#### [Extracts from a graphics dataset]
____________

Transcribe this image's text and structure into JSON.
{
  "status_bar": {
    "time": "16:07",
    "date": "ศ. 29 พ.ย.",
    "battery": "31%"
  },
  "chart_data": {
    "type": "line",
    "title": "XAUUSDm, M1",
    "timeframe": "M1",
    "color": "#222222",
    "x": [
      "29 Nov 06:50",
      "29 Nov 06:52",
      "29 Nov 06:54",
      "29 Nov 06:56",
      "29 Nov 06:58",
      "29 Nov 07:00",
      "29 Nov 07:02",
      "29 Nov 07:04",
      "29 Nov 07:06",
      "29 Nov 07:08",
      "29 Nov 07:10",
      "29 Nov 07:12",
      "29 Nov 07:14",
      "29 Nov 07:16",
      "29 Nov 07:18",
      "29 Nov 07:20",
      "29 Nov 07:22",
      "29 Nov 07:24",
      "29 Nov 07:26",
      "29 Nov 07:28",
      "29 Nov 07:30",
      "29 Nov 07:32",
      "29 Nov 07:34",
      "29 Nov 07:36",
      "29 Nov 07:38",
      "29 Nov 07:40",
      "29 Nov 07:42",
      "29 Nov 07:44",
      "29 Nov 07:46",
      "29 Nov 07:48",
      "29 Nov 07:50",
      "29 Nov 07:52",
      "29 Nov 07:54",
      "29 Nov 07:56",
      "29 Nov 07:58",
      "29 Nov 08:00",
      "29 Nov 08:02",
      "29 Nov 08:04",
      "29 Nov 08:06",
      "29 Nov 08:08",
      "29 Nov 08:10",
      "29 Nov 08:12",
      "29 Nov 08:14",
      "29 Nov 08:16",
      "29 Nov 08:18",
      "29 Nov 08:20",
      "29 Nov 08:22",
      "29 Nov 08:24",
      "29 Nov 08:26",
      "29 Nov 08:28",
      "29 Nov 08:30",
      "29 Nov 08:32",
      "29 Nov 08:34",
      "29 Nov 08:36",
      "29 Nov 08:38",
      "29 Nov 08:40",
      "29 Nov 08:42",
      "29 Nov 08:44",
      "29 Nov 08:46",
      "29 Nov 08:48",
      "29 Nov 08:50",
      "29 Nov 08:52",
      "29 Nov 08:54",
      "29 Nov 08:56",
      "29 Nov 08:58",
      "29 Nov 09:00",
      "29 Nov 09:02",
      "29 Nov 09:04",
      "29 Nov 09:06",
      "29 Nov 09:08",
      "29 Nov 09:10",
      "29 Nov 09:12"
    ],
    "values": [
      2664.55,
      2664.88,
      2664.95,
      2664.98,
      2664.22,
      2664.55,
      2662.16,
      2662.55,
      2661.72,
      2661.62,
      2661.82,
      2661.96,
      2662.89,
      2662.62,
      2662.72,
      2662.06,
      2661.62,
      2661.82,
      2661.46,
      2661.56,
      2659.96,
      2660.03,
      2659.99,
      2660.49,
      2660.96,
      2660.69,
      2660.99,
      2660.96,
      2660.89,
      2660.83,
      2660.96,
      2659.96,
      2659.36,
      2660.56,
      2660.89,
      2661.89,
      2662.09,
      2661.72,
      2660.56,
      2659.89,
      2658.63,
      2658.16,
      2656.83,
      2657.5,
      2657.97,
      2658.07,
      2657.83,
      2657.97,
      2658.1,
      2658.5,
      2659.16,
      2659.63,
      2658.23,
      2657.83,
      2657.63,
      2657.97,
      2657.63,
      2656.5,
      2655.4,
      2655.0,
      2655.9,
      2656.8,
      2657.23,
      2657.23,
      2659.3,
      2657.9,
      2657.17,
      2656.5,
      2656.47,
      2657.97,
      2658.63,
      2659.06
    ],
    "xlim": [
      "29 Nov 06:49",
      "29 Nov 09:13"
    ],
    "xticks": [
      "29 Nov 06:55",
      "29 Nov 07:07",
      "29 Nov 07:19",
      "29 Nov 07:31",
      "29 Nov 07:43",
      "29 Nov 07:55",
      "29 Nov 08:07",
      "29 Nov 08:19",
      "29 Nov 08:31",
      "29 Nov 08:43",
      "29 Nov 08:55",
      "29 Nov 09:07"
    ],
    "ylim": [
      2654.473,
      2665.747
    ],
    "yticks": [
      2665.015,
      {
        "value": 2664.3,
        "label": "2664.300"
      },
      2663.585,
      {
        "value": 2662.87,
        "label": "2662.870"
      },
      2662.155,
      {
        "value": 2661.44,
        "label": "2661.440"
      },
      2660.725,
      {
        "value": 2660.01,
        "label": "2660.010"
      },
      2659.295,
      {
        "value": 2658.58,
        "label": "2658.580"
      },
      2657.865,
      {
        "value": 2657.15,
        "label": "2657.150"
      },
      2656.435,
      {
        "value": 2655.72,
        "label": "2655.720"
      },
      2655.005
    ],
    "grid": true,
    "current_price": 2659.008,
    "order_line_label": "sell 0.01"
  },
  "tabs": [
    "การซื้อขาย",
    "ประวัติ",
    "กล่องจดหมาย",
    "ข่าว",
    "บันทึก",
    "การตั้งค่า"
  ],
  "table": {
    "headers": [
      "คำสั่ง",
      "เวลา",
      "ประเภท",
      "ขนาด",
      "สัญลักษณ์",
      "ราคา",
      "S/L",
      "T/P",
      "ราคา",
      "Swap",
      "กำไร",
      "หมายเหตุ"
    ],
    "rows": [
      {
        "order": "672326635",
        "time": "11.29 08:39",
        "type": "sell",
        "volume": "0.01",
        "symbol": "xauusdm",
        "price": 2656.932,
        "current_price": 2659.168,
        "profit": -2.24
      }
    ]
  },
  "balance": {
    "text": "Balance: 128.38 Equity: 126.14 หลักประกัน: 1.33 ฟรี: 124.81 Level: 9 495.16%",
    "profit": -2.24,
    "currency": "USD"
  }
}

____________

#### [AIM OF THE TASK]
All of the records must be retyped exactly as they are.

#### [WORKED SOLUTION]
Transcribe this image's text and structure into JSON.
{
  "status_bar": {
    "time": "16:07",
    "date": "ศ. 29 พ.ย.",
    "battery": "31%"
  },
  "chart_data": {
    "type": "line",
    "title": "XAUUSDm, M1",
    "timeframe": "M1",
    "color": "#222222",
    "x": [
      "29 Nov 06:50",
      "29 Nov 06:52",
      "29 Nov 06:54",
      "29 Nov 06:56",
      "29 Nov 06:58",
      "29 Nov 07:00",
      "29 Nov 07:02",
      "29 Nov 07:04",
      "29 Nov 07:06",
      "29 Nov 07:08",
      "29 Nov 07:10",
      "29 Nov 07:12",
      "29 Nov 07:14",
      "29 Nov 07:16",
      "29 Nov 07:18",
      "29 Nov 07:20",
      "29 Nov 07:22",
      "29 Nov 07:24",
      "29 Nov 07:26",
      "29 Nov 07:28",
      "29 Nov 07:30",
      "29 Nov 07:32",
      "29 Nov 07:34",
      "29 Nov 07:36",
      "29 Nov 07:38",
      "29 Nov 07:40",
      "29 Nov 07:42",
      "29 Nov 07:44",
      "29 Nov 07:46",
      "29 Nov 07:48",
      "29 Nov 07:50",
      "29 Nov 07:52",
      "29 Nov 07:54",
      "29 Nov 07:56",
      "29 Nov 07:58",
      "29 Nov 08:00",
      "29 Nov 08:02",
      "29 Nov 08:04",
      "29 Nov 08:06",
      "29 Nov 08:08",
      "29 Nov 08:10",
      "29 Nov 08:12",
      "29 Nov 08:14",
      "29 Nov 08:16",
      "29 Nov 08:18",
      "29 Nov 08:20",
      "29 Nov 08:22",
      "29 Nov 08:24",
      "29 Nov 08:26",
      "29 Nov 08:28",
      "29 Nov 08:30",
      "29 Nov 08:32",
      "29 Nov 08:34",
      "29 Nov 08:36",
      "29 Nov 08:38",
      "29 Nov 08:40",
      "29 Nov 08:42",
      "29 Nov 08:44",
      "29 Nov 08:46",
      "29 Nov 08:48",
      "29 Nov 08:50",
      "29 Nov 08:52",
      "29 Nov 08:54",
      "29 Nov 08:56",
      "29 Nov 08:58",
      "29 Nov 09:00",
      "29 Nov 09:02",
      "29 Nov 09:04",
      "29 Nov 09:06",
      "29 Nov 09:08",
      "29 Nov 09:10",
      "29 Nov 09:12"
    ],
    "values": [
      2664.55,
      2664.88,
      2664.95,
      2664.98,
      2664.22,
      2664.55,
      2662.16,
      2662.55,
      2661.72,
      2661.62,
      2661.82,
      2661.96,
      2662.89,
      2662.62,
      2662.72,
      2662.06,
      2661.62,
      2661.82,
      2661.46,
      2661.56,
      2659.96,
      2660.03,
      2659.99,
      2660.49,
      2660.96,
      2660.69,
      2660.99,
      2660.96,
      2660.89,
      2660.83,
      2660.96,
      2659.96,
      2659.36,
      2660.56,
      2660.89,
      2661.89,
      2662.09,
      2661.72,
      2660.56,
      2659.89,
      2658.63,
      2658.16,
      2656.83,
      2657.5,
      2657.97,
      2658.07,
      2657.83,
      2657.97,
      2658.1,
      2658.5,
      2659.16,
      2659.63,
      2658.23,
      2657.83,
      2657.63,
      2657.97,
      2657.63,
      2656.5,
      2655.4,
      2655.0,
      2655.9,
      2656.8,
      2657.23,
      2657.23,
      2659.3,
      2657.9,
      2657.17,
      2656.5,
      2656.47,
      2657.97,
      2658.63,
      2659.06
    ],
    "xlim": [
      "29 Nov 06:49",
      "29 Nov 09:13"
    ],
    "xticks": [
      "29 Nov 06:55",
      "29 Nov 07:07",
      "29 Nov 07:19",
      "29 Nov 07:31",
      "29 Nov 07:43",
      "29 Nov 07:55",
      "29 Nov 08:07",
      "29 Nov 08:19",
      "29 Nov 08:31",
      "29 Nov 08:43",
      "29 Nov 08:55",
      "29 Nov 09:07"
    ],
    "ylim": [
      2654.473,
      2665.747
    ],
    "yticks": [
      2665.015,
      {
        "value": 2664.3,
        "label": "2664.300"
      },
      2663.585,
      {
        "value": 2662.87,
        "label": "2662.870"
      },
      2662.155,
      {
        "value": 2661.44,
        "label": "2661.440"
      },
      2660.725,
      {
        "value": 2660.01,
        "label": "2660.010"
      },
      2659.295,
      {
        "value": 2658.58,
        "label": "2658.580"
      },
      2657.865,
      {
        "value": 2657.15,
        "label": "2657.150"
      },
      2656.435,
      {
        "value": 2655.72,
        "label": "2655.720"
      },
      2655.005
    ],
    "grid": true,
    "current_price": 2659.008,
    "order_line_label": "sell 0.01"
  },
  "tabs": [
    "การซื้อขาย",
    "ประวัติ",
    "กล่องจดหมาย",
    "ข่าว",
    "บันทึก",
    "การตั้งค่า"
  ],
  "table": {
    "headers": [
      "คำสั่ง",
      "เวลา",
      "ประเภท",
      "ขนาด",
      "สัญลักษณ์",
      "ราคา",
      "S/L",
      "T/P",
      "ราคา",
      "Swap",
      "กำไร",
      "หมายเหตุ"
    ],
    "rows": [
      {
        "order": "672326635",
        "time": "11.29 08:39",
        "type": "sell",
        "volume": "0.01",
        "symbol": "xauusdm",
        "price": 2656.932,
        "current_price": 2659.168,
        "profit": -2.24
      }
    ]
  },
  "balance": {
    "text": "Balance: 128.38 Equity: 126.14 หลักประกัน: 1.33 ฟรี: 124.81 Level: 9 495.16%",
    "profit": -2.24,
    "currency": "USD"
  }
}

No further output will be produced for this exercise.